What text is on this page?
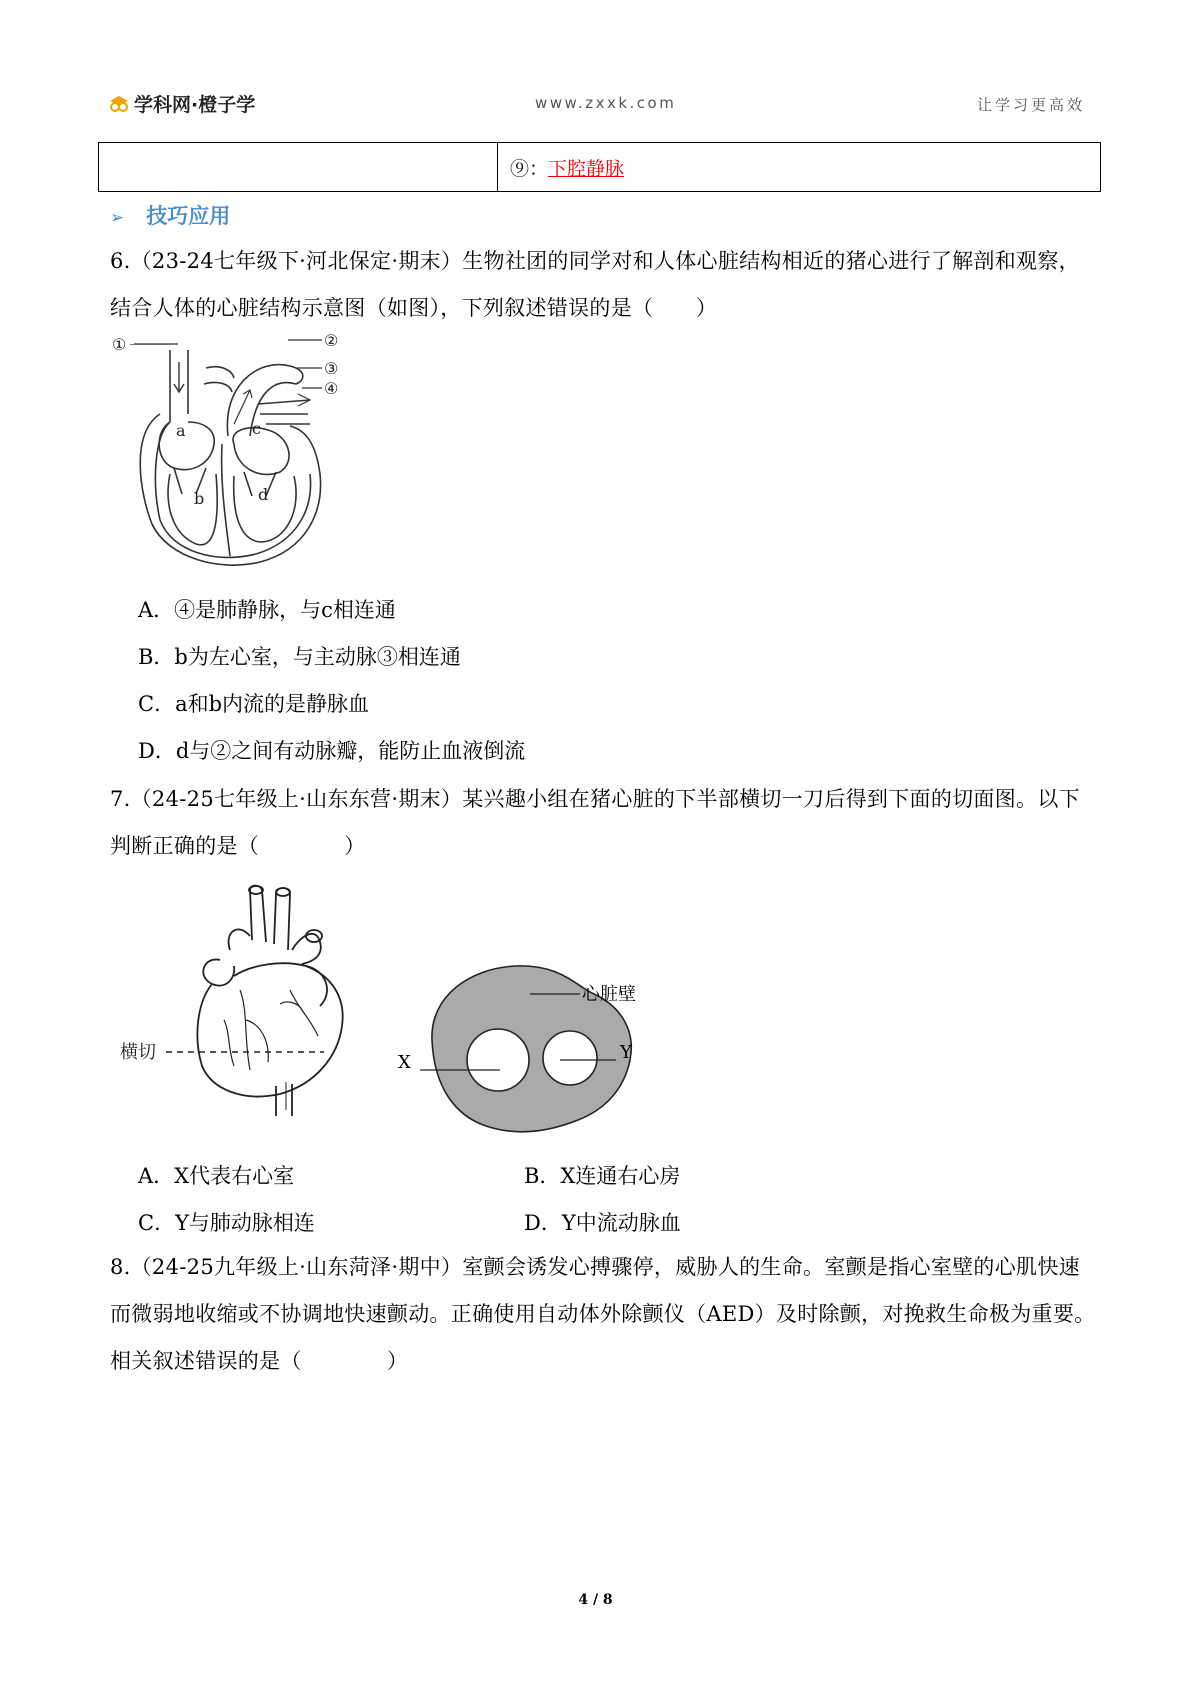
学科网·橙子学	www.zxxk.com	让学习更高效
	⑨：下腔静脉
➢ 技巧应用
6.（23-24七年级下·河北保定·期末）生物社团的同学对和人体心脏结构相近的猪心进行了解剖和观察，结合人体的心脏结构示意图（如图），下列叙述错误的是（　　）
①	②
③
④
a
b
c
d
A．④是肺静脉，与c相连通
B．b为左心室，与主动脉③相连通
C．a和b内流的是静脉血
D．d与②之间有动脉瓣，能防止血液倒流
7.（24-25七年级上·山东东营·期末）某兴趣小组在猪心脏的下半部横切一刀后得到下面的切面图。以下判断正确的是（　　　　）
横切	X	Y
心脏壁
A．X代表右心室	B．X连通右心房
C．Y与肺动脉相连	D．Y中流动脉血
8.（24-25九年级上·山东菏泽·期中）室颤会诱发心搏骤停，威胁人的生命。室颤是指心室壁的心肌快速而微弱地收缩或不协调地快速颤动。正确使用自动体外除颤仪（AED）及时除颤，对挽救生命极为重要。相关叙述错误的是（　　　　）
4 / 8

• • • • • • •

WHAT IS REQUIRED:
Each entry should be repeated exactly as it appears; the pictures stay out.

WRITTEN SOLUTION:
What text is on this page?
学科网·橙子学	www.zxxk.com	让学习更高效
	⑨：下腔静脉
➢ 技巧应用
6.（23-24七年级下·河北保定·期末）生物社团的同学对和人体心脏结构相近的猪心进行了解剖和观察，结合人体的心脏结构示意图（如图），下列叙述错误的是（　　）
①	②
③
④
a
b
c
d
A．④是肺静脉，与c相连通
B．b为左心室，与主动脉③相连通
C．a和b内流的是静脉血
D．d与②之间有动脉瓣，能防止血液倒流
7.（24-25七年级上·山东东营·期末）某兴趣小组在猪心脏的下半部横切一刀后得到下面的切面图。以下判断正确的是（　　　　）
横切	X	Y
心脏壁
A．X代表右心室	B．X连通右心房
C．Y与肺动脉相连	D．Y中流动脉血
8.（24-25九年级上·山东菏泽·期中）室颤会诱发心搏骤停，威胁人的生命。室颤是指心室壁的心肌快速而微弱地收缩或不协调地快速颤动。正确使用自动体外除颤仪（AED）及时除颤，对挽救生命极为重要。相关叙述错误的是（　　　　）
4 / 8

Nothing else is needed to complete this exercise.